═══ Supplied information ═══

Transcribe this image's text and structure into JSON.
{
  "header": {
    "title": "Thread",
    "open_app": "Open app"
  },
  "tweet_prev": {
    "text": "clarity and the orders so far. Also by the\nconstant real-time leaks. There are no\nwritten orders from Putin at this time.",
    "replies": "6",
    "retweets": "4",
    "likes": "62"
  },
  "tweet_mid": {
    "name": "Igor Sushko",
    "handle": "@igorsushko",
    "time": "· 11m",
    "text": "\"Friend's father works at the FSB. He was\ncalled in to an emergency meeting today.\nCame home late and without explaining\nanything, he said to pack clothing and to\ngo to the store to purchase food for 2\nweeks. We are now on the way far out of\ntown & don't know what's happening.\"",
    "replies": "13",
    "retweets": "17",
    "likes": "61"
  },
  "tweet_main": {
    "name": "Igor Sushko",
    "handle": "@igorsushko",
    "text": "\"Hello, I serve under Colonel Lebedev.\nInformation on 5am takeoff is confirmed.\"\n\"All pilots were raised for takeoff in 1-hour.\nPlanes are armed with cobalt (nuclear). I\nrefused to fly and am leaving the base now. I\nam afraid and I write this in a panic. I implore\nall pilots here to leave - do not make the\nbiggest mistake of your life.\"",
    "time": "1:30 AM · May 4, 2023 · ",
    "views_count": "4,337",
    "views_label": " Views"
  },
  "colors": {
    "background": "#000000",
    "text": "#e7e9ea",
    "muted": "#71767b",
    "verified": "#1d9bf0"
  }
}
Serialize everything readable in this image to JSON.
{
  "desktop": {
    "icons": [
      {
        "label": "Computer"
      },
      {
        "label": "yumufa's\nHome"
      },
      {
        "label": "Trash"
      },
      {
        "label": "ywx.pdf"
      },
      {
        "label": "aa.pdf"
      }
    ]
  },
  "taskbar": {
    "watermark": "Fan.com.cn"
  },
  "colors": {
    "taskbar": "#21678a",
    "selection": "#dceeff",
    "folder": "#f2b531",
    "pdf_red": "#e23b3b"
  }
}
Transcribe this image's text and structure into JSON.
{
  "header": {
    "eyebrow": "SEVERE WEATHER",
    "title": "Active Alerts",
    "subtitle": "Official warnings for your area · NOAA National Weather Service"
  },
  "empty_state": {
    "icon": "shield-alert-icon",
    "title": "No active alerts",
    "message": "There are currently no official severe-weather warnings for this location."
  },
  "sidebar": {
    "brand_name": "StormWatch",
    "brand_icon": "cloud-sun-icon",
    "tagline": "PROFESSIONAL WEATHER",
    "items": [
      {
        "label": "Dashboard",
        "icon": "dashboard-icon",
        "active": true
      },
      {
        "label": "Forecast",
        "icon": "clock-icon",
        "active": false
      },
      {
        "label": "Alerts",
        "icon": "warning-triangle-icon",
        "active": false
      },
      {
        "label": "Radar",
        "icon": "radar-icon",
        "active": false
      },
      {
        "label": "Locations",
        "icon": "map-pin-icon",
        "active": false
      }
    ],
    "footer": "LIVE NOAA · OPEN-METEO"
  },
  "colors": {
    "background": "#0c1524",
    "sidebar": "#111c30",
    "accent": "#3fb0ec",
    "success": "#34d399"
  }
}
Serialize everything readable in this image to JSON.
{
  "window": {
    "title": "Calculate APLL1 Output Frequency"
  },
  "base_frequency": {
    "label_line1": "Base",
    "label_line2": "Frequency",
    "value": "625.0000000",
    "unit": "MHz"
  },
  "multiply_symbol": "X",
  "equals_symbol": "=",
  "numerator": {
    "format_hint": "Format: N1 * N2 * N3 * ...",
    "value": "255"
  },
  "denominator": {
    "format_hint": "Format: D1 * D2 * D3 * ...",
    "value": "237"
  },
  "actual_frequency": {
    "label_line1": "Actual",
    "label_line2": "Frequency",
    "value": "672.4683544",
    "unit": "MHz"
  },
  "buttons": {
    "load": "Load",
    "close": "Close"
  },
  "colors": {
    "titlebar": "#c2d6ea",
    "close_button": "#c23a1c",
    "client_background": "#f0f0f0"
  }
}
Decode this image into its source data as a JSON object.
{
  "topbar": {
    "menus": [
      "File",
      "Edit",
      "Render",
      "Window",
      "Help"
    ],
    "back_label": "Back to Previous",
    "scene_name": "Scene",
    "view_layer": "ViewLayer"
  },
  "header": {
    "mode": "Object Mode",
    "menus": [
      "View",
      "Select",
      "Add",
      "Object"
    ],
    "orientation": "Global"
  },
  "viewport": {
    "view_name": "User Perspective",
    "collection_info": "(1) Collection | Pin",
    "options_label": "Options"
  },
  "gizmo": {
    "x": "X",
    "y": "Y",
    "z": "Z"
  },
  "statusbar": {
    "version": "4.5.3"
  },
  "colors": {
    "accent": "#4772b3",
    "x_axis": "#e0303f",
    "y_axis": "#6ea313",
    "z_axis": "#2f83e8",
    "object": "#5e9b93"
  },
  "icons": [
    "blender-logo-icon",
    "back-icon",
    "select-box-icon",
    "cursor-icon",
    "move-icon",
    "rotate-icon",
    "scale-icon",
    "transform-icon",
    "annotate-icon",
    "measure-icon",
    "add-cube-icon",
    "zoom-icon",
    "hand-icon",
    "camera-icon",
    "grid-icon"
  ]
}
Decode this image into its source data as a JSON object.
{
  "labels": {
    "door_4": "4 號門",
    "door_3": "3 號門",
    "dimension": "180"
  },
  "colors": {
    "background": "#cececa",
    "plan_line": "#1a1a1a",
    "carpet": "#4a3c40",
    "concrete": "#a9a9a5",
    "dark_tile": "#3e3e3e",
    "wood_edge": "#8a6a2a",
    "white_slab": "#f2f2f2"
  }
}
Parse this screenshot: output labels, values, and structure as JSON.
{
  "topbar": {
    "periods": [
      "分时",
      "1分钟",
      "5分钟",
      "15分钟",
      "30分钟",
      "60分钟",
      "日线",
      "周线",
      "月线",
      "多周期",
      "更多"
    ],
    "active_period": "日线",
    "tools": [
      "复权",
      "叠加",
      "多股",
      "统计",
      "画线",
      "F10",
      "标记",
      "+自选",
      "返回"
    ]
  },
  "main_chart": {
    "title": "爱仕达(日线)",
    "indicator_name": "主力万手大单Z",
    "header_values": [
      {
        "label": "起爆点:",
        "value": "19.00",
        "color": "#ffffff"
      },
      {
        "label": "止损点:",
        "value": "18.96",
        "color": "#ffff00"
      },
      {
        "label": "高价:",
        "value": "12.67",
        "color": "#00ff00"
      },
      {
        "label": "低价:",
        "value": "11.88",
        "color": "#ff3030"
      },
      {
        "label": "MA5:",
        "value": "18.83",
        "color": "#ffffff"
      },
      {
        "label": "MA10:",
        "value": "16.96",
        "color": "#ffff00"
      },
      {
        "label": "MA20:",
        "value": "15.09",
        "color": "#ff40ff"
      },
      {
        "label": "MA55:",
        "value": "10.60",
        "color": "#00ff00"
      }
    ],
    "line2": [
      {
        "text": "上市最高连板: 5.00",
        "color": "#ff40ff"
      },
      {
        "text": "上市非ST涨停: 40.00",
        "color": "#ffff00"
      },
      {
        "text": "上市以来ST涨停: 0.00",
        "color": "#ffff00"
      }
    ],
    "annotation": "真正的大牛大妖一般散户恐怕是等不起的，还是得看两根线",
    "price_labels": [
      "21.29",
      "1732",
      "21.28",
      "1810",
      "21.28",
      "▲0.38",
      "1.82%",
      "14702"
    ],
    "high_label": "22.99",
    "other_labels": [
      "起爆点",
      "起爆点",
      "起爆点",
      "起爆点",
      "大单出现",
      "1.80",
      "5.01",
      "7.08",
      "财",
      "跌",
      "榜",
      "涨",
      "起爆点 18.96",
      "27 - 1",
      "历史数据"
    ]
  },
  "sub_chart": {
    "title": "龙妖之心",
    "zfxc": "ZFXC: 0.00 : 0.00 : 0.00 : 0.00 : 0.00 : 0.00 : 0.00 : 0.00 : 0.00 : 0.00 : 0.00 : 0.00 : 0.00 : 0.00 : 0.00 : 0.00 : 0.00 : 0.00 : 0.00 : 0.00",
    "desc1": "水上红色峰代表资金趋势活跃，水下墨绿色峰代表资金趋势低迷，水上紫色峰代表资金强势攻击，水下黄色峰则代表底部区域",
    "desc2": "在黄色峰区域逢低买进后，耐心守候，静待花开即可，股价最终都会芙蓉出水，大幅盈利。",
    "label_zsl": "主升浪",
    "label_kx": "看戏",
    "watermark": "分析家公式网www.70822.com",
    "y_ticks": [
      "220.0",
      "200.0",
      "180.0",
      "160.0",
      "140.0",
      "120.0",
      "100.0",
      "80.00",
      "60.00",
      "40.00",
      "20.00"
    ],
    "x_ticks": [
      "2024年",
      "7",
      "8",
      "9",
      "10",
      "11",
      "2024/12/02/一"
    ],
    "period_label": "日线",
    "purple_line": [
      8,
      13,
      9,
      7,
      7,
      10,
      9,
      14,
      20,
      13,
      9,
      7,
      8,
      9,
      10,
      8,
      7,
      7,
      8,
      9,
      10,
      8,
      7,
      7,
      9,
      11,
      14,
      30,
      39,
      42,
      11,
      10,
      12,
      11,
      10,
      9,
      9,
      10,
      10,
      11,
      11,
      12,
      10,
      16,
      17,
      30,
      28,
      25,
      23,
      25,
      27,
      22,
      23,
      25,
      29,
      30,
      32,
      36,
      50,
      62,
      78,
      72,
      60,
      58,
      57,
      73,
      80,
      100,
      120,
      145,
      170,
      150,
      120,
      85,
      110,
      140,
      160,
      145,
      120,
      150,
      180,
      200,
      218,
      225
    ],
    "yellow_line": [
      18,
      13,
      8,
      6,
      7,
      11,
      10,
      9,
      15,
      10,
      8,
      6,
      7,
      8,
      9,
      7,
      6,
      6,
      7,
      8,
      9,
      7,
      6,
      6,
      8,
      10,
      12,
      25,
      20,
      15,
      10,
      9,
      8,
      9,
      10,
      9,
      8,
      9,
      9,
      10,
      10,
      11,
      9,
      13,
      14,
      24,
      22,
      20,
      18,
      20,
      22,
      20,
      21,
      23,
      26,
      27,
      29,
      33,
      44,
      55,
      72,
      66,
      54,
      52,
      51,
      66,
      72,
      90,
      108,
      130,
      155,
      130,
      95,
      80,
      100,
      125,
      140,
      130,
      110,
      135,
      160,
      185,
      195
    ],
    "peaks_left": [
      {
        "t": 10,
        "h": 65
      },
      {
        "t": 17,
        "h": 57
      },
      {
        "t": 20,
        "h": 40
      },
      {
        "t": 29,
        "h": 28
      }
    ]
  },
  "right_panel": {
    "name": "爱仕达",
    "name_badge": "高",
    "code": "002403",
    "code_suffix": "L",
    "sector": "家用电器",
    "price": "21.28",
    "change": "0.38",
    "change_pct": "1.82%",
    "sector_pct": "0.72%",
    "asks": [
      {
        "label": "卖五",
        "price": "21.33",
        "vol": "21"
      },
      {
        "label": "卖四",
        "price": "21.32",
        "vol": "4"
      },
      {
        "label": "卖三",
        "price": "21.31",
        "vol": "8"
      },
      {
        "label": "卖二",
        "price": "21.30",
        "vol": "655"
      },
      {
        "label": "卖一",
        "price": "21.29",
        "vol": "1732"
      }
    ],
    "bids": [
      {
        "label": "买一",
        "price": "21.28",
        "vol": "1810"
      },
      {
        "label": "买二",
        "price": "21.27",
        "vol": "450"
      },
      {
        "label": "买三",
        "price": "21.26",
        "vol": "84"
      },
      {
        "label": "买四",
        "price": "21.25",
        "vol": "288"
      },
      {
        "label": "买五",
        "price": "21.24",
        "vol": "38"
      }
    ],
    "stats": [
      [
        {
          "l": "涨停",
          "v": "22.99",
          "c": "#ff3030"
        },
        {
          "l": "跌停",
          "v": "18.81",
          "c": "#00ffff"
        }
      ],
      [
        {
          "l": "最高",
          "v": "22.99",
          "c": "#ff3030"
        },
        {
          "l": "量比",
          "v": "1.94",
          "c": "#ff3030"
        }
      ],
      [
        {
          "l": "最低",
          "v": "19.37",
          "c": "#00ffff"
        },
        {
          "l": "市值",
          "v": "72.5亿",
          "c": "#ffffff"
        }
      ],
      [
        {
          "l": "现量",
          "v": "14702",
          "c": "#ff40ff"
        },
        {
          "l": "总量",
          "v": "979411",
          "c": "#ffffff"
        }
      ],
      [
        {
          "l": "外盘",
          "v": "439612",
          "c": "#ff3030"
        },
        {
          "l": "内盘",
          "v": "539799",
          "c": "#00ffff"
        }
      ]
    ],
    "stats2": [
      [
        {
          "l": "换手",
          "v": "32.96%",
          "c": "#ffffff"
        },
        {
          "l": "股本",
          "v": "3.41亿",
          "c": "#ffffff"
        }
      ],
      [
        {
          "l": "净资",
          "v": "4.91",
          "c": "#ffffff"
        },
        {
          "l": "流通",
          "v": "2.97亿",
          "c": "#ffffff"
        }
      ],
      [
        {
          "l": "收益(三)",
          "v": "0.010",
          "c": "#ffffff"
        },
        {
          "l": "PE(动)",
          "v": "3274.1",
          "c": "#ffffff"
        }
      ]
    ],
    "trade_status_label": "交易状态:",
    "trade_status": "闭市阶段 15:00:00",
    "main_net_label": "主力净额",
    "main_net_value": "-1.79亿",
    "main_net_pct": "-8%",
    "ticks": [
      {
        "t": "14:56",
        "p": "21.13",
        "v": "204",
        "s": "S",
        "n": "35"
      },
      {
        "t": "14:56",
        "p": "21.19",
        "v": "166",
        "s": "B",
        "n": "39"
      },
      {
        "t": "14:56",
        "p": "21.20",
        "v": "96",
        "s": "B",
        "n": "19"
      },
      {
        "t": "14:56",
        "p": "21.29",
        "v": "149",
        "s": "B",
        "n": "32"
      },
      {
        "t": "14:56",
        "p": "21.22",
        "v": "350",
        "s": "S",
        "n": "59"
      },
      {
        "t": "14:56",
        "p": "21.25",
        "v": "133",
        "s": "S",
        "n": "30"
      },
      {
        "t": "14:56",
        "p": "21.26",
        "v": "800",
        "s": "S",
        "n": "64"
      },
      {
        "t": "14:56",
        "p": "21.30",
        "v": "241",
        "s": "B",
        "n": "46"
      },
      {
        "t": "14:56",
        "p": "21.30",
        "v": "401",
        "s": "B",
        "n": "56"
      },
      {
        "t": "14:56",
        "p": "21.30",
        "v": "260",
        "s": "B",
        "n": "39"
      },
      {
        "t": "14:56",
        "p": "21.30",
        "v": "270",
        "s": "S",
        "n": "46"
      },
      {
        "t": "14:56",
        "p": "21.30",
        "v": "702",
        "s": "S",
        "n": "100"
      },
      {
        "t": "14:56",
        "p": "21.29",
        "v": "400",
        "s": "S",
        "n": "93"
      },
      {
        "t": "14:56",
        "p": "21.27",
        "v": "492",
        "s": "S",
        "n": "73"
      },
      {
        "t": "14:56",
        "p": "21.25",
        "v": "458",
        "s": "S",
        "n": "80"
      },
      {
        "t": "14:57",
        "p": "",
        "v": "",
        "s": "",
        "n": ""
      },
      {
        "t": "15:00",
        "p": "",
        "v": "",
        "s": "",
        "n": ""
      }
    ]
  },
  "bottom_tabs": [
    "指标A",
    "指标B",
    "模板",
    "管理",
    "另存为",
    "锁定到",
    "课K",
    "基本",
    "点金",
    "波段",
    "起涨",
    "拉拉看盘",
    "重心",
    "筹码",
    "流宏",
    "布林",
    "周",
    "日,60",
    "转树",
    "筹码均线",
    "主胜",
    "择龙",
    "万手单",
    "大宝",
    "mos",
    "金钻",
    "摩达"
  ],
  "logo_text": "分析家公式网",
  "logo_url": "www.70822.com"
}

═══

Each line in the data that holds the string "warnings" should be found and copied.

## The reply
    "subtitle": "Official warnings for your area · NOAA National Weather Service"
    "message": "There are currently no official severe-weather warnings for this location."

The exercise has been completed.